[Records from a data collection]
* * * * * * * * *
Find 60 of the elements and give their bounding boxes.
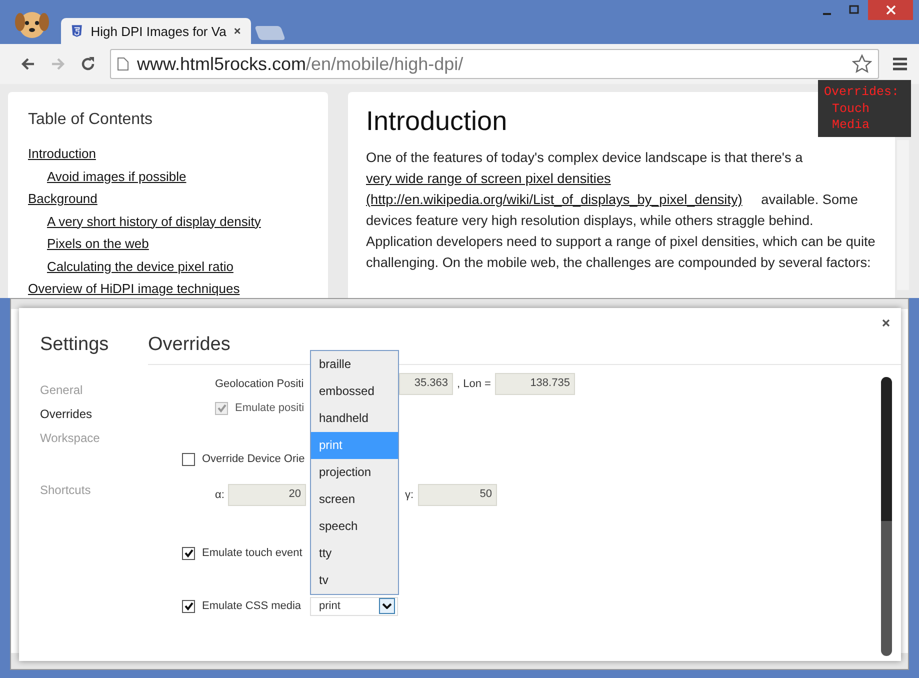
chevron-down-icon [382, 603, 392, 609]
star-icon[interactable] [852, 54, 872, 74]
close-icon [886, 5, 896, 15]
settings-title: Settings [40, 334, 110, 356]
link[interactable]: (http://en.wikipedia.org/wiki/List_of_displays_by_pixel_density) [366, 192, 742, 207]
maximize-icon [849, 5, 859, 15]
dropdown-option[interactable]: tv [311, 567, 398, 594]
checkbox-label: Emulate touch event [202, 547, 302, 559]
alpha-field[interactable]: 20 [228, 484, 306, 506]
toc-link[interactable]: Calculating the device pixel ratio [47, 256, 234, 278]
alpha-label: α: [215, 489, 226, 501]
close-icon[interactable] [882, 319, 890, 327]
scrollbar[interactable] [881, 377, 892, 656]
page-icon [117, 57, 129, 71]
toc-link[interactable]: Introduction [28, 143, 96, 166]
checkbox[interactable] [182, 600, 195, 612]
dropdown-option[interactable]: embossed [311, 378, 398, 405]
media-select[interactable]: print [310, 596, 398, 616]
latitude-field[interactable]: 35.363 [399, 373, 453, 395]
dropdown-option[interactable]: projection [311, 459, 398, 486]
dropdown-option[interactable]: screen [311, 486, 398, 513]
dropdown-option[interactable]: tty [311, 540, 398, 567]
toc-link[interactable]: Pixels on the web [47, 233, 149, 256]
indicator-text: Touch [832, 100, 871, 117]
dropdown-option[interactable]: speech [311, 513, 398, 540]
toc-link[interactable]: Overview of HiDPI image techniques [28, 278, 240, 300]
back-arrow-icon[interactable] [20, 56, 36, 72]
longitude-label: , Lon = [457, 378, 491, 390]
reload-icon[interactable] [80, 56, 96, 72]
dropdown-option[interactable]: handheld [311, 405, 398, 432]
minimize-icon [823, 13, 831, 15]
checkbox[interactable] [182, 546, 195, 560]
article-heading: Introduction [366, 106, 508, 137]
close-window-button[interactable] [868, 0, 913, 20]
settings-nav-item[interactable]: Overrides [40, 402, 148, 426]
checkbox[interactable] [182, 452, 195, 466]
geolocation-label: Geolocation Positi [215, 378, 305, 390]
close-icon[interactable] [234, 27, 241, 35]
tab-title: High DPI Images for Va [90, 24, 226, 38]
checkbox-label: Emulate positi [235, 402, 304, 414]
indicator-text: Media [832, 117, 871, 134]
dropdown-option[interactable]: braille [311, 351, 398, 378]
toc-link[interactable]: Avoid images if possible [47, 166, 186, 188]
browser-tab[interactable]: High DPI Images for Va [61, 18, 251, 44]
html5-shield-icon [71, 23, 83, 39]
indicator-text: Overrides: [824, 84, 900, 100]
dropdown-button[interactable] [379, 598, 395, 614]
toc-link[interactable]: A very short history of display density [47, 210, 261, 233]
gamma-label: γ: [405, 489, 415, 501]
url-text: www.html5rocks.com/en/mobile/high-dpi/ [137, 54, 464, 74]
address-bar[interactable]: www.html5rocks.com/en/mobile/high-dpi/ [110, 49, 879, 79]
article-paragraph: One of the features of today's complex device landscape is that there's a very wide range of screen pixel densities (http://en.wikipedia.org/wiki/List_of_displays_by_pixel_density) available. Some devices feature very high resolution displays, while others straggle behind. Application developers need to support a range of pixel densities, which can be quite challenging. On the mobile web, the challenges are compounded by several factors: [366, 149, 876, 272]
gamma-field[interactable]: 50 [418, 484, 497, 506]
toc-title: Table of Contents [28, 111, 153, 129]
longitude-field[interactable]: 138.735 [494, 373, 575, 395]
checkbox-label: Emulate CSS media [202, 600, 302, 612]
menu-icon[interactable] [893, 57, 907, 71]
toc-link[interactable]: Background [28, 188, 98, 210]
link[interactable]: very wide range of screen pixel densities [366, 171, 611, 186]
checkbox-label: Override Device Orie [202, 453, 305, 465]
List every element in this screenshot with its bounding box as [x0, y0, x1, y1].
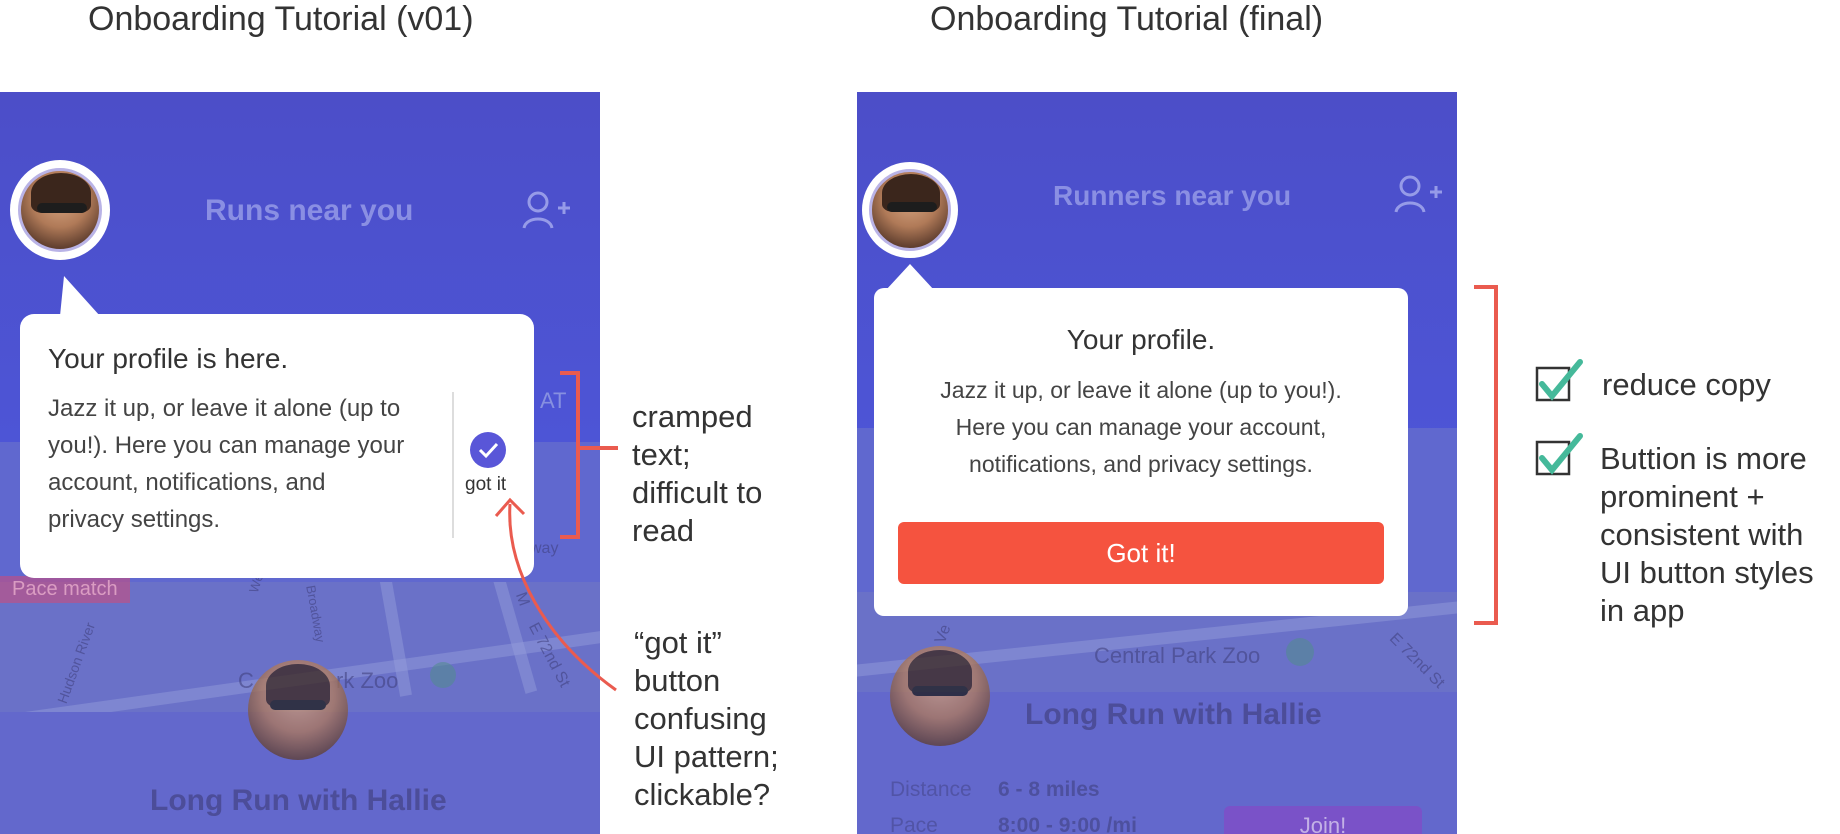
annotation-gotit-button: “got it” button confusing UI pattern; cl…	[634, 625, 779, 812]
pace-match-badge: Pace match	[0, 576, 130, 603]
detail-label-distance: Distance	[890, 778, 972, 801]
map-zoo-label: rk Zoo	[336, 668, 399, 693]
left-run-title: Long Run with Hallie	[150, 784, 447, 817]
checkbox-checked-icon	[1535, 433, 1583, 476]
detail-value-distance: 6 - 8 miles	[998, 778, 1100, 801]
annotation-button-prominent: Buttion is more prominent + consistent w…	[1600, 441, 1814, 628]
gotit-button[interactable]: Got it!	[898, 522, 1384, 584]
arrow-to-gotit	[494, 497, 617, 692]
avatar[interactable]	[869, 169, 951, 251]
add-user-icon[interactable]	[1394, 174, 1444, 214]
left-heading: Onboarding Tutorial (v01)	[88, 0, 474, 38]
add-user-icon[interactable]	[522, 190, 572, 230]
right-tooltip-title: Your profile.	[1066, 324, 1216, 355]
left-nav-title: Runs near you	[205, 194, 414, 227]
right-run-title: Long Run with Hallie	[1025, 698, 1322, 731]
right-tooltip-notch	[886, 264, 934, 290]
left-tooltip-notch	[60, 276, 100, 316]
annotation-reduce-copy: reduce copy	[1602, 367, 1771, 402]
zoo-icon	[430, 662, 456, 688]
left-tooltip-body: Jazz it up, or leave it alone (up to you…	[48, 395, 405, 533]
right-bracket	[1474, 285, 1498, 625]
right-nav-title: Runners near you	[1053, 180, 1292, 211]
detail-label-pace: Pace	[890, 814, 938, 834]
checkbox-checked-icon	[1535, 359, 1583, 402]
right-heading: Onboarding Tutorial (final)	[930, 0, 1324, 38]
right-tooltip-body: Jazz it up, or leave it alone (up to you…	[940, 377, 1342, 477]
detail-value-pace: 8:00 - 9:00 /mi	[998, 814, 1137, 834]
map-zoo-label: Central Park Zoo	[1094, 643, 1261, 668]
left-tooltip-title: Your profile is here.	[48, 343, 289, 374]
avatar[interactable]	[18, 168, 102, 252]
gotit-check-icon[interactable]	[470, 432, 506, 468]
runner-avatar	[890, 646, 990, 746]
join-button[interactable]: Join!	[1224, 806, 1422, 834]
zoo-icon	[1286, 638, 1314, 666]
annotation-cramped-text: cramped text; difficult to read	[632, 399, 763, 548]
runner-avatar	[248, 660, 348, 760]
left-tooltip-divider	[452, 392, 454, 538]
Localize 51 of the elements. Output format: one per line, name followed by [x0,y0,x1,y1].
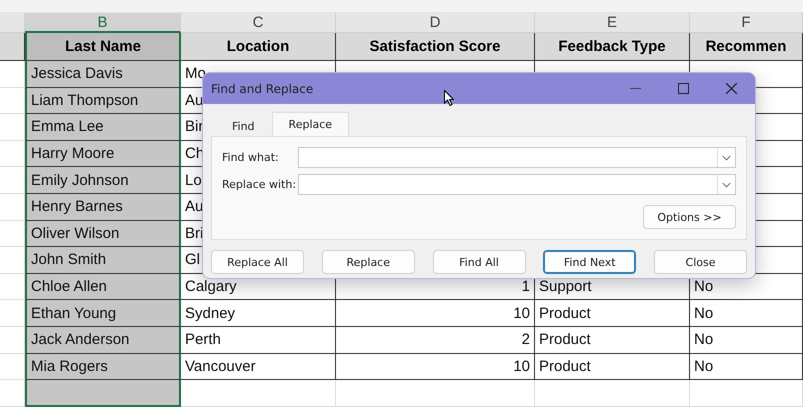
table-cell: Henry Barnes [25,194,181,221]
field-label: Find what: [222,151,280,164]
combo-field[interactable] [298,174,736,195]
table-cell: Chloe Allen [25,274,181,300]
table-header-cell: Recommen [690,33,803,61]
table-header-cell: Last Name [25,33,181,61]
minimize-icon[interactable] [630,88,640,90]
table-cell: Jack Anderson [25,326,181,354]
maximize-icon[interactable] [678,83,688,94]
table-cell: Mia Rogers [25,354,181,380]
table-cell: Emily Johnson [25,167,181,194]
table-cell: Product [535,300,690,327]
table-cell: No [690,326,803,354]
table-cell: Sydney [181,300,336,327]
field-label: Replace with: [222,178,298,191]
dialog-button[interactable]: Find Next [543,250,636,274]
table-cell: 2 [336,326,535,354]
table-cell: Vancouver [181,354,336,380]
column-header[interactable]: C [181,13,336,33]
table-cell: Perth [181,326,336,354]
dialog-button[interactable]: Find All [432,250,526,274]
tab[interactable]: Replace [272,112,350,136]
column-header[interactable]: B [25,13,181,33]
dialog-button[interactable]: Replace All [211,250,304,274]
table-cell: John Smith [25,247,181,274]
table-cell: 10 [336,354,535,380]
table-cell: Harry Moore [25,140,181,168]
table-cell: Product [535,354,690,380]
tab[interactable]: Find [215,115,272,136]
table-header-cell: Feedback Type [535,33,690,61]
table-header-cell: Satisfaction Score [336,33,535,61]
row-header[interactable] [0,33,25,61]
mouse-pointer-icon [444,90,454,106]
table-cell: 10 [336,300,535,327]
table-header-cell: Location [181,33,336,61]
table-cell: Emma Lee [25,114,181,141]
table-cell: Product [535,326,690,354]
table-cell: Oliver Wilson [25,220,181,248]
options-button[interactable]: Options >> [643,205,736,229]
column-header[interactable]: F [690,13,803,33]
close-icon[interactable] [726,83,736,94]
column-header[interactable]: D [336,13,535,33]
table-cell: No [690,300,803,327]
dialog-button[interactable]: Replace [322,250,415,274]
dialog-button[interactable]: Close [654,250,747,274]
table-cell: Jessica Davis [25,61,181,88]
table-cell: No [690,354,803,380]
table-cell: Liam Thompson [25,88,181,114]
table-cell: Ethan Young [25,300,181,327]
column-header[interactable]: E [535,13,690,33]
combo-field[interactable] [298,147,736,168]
* * * * * * * * *
## Exercise brief
List every line above that contains the string "leave". Matching is case-sensitive.

## Completed exercise
left-tooltip-body: Jazz it up, or leave it alone (up to you…	[48, 395, 405, 533]
right-tooltip-body: Jazz it up, or leave it alone (up to you…	[940, 377, 1342, 477]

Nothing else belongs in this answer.